→ INPUT FOR THIS TASK:
<<<<
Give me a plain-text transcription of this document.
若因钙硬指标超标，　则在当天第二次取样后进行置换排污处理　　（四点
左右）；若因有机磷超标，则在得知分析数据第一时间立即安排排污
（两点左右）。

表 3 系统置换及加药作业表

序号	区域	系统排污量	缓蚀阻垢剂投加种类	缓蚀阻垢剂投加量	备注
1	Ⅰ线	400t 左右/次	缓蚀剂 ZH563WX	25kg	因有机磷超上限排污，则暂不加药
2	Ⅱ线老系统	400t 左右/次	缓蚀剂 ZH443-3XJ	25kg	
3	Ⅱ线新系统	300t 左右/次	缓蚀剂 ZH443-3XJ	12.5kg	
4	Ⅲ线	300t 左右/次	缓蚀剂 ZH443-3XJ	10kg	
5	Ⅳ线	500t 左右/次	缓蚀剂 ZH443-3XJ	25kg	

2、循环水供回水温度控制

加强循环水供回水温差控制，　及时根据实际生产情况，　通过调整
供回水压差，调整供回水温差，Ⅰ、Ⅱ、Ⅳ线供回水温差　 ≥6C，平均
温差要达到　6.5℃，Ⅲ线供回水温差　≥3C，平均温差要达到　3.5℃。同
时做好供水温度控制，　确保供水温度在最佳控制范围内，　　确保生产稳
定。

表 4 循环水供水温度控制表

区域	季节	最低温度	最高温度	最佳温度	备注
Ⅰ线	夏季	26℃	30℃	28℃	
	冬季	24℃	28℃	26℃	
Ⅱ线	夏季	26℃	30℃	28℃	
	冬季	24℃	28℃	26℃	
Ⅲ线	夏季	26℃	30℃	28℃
>>>>
→ WRITTEN EXERCISE: Write the data out again in full and exactly.

→ COMPLETE OUTPUT:
Give me a plain-text transcription of this document.
若因钙硬指标超标，　则在当天第二次取样后进行置换排污处理　　（四点
左右）；若因有机磷超标，则在得知分析数据第一时间立即安排排污
（两点左右）。

表 3 系统置换及加药作业表

序号	区域	系统排污量	缓蚀阻垢剂投加种类	缓蚀阻垢剂投加量	备注
1	Ⅰ线	400t 左右/次	缓蚀剂 ZH563WX	25kg	因有机磷超上限排污，则暂不加药
2	Ⅱ线老系统	400t 左右/次	缓蚀剂 ZH443-3XJ	25kg	
3	Ⅱ线新系统	300t 左右/次	缓蚀剂 ZH443-3XJ	12.5kg	
4	Ⅲ线	300t 左右/次	缓蚀剂 ZH443-3XJ	10kg	
5	Ⅳ线	500t 左右/次	缓蚀剂 ZH443-3XJ	25kg	

2、循环水供回水温度控制

加强循环水供回水温差控制，　及时根据实际生产情况，　通过调整
供回水压差，调整供回水温差，Ⅰ、Ⅱ、Ⅳ线供回水温差　 ≥6C，平均
温差要达到　6.5℃，Ⅲ线供回水温差　≥3C，平均温差要达到　3.5℃。同
时做好供水温度控制，　确保供水温度在最佳控制范围内，　　确保生产稳
定。

表 4 循环水供水温度控制表

区域	季节	最低温度	最高温度	最佳温度	备注
Ⅰ线	夏季	26℃	30℃	28℃	
	冬季	24℃	28℃	26℃	
Ⅱ线	夏季	26℃	30℃	28℃	
	冬季	24℃	28℃	26℃	
Ⅲ线	夏季	26℃	30℃	28℃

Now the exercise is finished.